> _EXERCISE GOAL_
Gather all lines from the material that contain the word "Land".

> _PROVIDED ENTRIES_
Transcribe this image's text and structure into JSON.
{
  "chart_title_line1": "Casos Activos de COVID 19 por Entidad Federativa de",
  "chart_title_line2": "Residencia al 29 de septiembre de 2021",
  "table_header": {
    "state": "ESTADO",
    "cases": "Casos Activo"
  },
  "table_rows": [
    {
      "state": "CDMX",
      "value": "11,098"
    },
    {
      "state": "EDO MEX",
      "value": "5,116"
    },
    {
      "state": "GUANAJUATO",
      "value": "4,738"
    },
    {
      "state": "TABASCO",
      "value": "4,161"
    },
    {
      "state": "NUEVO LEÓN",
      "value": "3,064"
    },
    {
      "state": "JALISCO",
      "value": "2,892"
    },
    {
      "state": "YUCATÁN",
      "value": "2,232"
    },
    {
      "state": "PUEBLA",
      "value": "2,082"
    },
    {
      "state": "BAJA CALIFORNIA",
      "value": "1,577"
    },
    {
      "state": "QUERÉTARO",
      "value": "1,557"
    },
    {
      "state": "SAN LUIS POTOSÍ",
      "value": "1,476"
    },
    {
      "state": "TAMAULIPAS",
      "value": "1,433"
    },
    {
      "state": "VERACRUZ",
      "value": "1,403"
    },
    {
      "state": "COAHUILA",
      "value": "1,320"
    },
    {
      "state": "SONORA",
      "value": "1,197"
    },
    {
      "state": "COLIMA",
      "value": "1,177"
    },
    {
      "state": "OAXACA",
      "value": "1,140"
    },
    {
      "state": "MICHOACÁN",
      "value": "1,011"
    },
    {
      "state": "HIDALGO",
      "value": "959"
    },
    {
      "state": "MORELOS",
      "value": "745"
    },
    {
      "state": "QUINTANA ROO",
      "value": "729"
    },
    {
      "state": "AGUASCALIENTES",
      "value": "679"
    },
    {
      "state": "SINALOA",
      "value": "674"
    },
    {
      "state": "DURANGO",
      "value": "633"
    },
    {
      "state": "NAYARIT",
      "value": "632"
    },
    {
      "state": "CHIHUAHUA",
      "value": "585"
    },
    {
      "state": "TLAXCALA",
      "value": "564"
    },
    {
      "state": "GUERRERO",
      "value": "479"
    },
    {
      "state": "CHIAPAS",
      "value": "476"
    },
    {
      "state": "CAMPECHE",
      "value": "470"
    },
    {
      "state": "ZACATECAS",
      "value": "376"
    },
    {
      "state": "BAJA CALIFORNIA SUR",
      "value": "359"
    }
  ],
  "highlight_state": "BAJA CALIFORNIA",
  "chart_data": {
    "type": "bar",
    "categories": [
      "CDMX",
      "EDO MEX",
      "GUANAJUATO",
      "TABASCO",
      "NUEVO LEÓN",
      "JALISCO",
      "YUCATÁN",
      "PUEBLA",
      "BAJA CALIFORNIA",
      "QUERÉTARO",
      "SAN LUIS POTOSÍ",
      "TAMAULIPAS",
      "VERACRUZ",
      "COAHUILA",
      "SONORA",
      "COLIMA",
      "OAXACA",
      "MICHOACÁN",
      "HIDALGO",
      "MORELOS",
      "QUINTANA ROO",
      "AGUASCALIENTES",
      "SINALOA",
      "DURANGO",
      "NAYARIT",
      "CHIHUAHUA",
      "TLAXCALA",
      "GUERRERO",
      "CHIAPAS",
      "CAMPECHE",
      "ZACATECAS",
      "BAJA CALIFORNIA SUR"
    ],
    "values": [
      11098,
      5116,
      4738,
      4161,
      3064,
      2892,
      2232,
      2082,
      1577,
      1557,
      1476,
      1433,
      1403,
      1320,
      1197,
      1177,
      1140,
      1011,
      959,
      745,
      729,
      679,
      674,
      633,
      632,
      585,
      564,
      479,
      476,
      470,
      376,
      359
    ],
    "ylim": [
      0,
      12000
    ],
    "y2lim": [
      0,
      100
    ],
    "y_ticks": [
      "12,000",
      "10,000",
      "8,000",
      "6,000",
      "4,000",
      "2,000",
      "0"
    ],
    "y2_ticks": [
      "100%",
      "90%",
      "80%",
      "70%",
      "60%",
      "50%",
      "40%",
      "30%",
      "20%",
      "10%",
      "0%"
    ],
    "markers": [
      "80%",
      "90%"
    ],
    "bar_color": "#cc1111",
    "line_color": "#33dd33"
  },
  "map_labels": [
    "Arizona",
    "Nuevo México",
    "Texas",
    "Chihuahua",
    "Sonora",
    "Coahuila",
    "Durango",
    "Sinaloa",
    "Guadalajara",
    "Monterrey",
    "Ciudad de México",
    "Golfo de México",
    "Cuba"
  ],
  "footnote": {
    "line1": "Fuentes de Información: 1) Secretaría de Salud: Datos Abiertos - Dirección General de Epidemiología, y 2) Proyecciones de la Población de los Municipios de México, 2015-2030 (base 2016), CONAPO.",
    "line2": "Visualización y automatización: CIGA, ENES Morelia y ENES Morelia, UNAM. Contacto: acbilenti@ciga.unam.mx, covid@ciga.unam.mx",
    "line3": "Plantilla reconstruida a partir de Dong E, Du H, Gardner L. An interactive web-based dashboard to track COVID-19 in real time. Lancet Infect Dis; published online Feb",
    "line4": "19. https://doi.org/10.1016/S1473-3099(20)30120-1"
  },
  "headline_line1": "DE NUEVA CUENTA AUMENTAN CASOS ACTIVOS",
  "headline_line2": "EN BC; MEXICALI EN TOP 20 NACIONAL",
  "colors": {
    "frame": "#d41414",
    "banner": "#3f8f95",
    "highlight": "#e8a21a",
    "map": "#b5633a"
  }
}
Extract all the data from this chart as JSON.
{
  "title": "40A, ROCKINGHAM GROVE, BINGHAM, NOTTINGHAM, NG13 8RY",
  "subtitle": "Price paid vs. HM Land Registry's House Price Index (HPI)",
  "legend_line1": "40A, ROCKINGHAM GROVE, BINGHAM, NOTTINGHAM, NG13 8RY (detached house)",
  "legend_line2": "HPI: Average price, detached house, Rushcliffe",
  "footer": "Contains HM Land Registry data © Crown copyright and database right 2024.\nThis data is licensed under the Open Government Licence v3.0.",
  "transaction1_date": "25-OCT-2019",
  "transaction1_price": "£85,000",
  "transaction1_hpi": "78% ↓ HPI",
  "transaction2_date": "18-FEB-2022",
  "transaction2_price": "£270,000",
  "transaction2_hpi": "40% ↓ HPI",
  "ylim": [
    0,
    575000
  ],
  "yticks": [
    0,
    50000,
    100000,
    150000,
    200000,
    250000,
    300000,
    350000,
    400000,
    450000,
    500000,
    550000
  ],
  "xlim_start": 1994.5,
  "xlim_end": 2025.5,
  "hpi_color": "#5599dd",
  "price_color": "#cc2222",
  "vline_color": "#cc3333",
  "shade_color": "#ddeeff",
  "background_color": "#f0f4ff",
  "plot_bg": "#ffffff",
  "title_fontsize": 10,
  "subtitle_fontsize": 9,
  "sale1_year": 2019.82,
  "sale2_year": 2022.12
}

> _WRITTEN RESPONSE_
  "subtitle": "Price paid vs. HM Land Registry's House Price Index (HPI)",
  "footer": "Contains HM Land Registry data © Crown copyright and database right 2024.\nThis data is licensed under the Open Government Licence v3.0.",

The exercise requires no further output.